**DO THIS:** Check each line of the material below for the string "JSON", then report how many lines have it, and nothing else.

**MATERIAL:**

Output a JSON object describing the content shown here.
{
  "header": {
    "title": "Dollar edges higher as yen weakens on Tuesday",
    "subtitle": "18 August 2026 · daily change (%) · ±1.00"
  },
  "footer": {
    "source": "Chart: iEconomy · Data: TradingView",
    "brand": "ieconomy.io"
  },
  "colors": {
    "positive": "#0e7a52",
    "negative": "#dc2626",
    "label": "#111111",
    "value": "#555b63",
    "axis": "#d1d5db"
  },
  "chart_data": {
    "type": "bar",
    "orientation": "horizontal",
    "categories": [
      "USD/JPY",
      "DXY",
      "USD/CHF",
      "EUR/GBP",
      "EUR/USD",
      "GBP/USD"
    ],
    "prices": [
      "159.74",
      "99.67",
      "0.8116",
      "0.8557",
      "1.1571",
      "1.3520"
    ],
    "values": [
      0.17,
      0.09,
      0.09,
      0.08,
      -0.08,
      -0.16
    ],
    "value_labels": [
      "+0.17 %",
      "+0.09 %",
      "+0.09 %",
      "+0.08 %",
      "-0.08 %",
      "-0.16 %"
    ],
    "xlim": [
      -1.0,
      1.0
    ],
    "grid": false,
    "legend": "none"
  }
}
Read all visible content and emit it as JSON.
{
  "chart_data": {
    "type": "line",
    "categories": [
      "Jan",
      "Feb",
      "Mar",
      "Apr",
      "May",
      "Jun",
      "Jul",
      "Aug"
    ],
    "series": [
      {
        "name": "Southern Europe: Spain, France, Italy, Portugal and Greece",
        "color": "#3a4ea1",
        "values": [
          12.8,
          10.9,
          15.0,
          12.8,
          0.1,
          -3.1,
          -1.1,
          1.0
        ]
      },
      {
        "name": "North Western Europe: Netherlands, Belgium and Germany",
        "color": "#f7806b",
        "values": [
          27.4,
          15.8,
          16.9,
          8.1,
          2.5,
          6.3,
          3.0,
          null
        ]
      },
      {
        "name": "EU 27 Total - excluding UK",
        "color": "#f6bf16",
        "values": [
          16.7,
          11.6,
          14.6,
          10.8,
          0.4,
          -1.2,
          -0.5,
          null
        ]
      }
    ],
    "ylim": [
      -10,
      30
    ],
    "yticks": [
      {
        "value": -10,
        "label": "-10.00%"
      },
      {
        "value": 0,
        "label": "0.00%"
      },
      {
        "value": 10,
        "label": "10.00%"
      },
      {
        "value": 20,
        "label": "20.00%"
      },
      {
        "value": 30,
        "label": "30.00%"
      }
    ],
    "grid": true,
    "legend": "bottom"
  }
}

**ANSWER TO THE PROBLEM:** 2